■ DATA SHOWN ■
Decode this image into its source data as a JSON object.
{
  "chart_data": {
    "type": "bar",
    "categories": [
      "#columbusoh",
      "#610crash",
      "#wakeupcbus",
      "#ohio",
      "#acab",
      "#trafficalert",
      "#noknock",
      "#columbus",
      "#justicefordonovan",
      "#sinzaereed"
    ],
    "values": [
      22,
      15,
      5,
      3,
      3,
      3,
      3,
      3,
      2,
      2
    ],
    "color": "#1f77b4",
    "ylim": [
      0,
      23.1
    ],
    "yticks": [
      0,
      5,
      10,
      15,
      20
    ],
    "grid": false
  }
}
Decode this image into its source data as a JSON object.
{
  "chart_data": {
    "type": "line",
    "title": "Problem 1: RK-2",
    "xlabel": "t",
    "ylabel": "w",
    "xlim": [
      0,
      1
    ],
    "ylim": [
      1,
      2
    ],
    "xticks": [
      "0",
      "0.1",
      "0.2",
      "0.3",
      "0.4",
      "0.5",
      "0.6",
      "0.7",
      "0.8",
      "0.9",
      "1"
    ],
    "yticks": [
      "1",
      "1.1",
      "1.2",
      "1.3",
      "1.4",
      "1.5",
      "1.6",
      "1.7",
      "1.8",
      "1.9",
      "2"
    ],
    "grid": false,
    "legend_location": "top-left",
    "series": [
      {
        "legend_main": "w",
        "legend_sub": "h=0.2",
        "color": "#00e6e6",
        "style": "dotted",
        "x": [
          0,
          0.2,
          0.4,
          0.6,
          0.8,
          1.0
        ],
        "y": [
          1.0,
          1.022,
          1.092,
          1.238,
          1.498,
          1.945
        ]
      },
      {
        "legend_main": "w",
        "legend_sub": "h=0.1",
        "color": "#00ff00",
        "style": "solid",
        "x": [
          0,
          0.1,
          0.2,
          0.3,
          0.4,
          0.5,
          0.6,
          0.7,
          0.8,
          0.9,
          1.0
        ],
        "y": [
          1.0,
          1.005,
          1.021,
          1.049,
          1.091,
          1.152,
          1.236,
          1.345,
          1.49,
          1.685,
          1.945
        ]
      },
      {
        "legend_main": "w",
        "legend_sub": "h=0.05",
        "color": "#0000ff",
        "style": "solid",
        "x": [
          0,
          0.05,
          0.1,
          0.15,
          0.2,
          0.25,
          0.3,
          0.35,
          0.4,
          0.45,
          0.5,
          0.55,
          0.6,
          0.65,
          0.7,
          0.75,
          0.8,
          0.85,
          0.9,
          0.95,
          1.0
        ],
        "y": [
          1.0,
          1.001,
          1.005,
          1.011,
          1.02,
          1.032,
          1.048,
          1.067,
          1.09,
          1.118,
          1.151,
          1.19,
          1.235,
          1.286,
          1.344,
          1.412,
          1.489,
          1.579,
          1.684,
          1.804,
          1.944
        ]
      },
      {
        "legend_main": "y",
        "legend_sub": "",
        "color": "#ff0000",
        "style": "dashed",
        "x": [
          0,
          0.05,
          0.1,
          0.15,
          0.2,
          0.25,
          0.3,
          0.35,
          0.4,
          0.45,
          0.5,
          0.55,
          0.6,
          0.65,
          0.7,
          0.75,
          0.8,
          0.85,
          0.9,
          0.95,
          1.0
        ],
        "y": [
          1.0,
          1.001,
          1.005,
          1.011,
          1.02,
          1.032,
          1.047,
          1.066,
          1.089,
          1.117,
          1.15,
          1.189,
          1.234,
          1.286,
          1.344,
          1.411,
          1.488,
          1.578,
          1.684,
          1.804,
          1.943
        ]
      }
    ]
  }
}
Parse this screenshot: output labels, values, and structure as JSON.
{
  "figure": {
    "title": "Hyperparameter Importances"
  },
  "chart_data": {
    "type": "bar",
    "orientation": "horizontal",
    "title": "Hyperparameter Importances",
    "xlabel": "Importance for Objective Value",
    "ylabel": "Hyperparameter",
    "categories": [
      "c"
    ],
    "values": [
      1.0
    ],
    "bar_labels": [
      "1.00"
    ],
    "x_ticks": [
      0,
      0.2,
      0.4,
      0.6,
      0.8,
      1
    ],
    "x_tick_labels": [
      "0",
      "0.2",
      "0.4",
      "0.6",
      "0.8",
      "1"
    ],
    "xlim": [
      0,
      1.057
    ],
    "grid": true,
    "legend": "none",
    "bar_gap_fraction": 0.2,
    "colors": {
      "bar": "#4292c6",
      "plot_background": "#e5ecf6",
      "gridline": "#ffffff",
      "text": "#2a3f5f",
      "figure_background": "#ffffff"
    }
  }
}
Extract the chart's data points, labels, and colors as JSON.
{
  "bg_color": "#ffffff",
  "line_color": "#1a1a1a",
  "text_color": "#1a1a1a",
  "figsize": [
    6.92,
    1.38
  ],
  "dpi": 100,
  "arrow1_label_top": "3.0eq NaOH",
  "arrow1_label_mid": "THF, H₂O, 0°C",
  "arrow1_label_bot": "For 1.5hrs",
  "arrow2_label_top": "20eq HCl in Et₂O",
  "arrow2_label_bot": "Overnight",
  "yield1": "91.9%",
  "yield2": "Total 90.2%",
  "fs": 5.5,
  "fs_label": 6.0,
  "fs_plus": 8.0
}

■ YOUR TASK ■
Note every line above where the string "style" shows up, and copy those lines.

■ FULL OUTPUT ■
        "style": "dotted",
        "style": "solid",
        "style": "solid",
        "style": "dashed",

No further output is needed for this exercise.